◆ PROBLEM DESCRIPTION
Select from the records below every line that has the word "JSON" in it.

>> Begin

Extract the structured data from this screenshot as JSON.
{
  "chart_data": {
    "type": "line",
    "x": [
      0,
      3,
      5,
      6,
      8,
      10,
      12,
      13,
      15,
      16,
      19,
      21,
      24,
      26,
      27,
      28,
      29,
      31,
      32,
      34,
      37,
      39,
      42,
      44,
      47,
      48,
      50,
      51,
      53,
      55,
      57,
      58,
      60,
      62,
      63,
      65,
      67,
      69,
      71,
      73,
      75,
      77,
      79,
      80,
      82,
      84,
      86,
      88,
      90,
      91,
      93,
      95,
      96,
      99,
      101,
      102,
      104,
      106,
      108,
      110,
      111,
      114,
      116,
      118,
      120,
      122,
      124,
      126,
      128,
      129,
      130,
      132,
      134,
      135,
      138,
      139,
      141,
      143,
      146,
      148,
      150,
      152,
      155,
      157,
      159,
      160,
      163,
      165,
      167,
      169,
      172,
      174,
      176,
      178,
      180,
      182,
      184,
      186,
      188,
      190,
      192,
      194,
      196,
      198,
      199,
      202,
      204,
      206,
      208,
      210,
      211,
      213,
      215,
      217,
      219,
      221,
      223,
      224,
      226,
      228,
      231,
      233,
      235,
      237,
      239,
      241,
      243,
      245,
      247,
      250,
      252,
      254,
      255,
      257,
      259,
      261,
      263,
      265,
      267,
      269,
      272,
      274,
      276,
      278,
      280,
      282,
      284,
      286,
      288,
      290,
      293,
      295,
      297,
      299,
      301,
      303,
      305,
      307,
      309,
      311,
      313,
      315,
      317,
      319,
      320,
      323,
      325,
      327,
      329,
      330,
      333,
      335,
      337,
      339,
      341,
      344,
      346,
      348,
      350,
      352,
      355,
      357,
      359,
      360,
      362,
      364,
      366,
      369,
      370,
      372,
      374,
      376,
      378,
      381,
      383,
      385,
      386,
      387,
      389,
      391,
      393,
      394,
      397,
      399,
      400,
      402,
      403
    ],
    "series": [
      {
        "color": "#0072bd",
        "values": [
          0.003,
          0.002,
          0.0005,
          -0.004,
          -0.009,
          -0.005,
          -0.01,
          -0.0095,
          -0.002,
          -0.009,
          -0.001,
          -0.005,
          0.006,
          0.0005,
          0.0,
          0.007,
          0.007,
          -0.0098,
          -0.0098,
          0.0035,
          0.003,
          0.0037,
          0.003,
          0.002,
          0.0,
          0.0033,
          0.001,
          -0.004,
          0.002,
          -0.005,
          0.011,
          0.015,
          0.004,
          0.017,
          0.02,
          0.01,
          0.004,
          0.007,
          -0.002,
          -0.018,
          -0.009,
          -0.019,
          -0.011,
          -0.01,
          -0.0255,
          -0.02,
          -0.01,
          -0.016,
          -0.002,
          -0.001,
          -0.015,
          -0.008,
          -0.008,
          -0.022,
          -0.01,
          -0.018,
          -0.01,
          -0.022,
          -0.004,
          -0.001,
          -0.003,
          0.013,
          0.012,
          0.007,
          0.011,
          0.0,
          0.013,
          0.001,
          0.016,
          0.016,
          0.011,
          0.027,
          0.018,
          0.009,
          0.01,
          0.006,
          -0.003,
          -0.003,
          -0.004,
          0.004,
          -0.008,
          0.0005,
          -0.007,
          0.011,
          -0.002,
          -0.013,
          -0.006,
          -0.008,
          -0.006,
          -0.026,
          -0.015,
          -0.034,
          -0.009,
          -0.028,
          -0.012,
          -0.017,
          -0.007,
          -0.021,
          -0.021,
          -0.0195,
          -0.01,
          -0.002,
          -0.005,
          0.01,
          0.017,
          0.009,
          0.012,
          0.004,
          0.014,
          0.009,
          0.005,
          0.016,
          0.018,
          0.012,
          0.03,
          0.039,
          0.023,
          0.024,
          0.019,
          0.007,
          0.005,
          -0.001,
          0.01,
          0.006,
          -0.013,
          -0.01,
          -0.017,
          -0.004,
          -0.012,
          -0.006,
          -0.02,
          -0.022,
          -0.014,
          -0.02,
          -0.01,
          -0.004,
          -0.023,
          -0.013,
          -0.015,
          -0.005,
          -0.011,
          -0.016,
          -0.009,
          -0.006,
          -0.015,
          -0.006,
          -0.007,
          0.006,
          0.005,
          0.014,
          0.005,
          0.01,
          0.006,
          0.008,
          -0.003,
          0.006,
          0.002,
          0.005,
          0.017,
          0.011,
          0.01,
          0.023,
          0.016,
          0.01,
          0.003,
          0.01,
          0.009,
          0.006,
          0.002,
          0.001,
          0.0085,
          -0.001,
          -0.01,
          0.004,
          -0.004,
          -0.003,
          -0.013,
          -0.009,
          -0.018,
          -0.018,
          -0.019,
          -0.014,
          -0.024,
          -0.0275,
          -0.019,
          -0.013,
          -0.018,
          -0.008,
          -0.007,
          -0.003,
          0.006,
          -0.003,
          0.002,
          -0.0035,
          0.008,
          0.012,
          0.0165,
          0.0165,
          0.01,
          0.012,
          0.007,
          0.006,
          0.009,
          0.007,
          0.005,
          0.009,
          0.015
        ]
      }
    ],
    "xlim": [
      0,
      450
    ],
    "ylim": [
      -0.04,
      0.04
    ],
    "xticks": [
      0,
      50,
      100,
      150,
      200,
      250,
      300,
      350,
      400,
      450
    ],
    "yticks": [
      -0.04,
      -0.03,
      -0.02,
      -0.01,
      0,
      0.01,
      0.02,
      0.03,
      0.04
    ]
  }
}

>> End
>> Begin

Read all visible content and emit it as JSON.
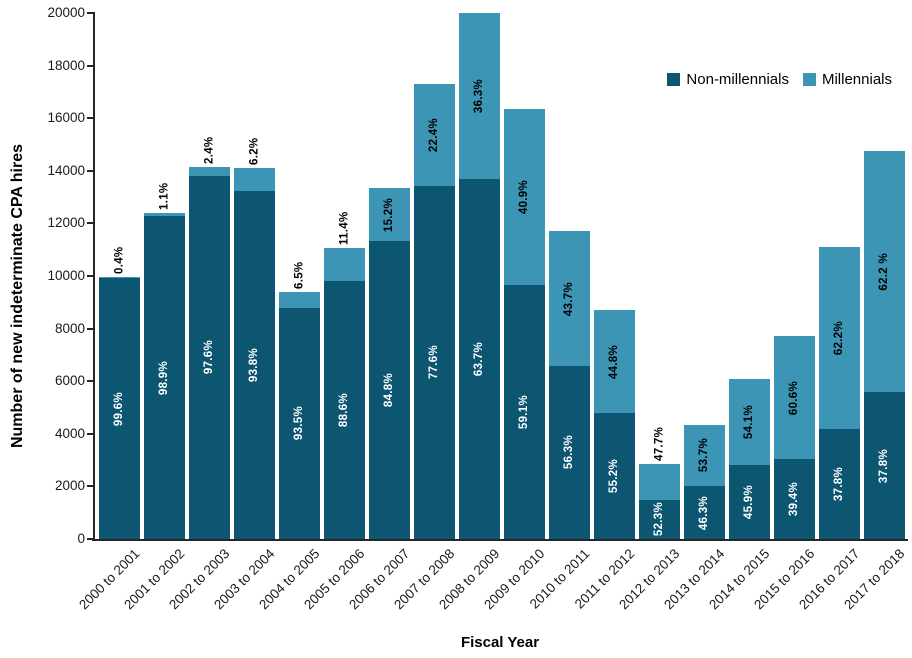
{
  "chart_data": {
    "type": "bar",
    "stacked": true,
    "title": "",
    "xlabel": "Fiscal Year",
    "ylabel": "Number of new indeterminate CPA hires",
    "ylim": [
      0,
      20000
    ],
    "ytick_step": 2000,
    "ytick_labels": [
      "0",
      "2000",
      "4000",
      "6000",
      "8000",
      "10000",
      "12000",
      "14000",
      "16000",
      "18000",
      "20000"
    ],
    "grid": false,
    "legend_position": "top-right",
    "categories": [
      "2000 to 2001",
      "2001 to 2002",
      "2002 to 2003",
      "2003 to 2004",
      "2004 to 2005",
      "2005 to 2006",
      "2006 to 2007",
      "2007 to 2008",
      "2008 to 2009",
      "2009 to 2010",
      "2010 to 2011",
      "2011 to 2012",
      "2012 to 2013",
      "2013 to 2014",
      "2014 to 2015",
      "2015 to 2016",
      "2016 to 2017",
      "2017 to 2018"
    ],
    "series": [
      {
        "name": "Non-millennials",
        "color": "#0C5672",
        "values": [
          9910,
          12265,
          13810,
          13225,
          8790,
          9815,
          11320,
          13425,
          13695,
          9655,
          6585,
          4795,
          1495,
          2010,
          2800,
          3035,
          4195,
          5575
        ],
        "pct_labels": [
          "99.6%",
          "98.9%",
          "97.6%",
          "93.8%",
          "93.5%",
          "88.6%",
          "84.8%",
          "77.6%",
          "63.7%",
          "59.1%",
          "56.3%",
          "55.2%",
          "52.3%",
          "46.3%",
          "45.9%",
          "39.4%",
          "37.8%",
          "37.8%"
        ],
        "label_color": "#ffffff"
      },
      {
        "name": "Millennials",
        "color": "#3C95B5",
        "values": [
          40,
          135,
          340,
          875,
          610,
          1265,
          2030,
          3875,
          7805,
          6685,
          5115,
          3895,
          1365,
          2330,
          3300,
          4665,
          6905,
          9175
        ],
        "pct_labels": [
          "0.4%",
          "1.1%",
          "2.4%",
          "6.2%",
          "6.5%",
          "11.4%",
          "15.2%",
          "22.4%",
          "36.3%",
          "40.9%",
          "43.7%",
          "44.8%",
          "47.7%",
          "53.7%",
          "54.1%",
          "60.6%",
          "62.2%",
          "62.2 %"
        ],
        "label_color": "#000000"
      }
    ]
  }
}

>> End

◆ FINAL RESULT
Extract the structured data from this screenshot as JSON.
Read all visible content and emit it as JSON.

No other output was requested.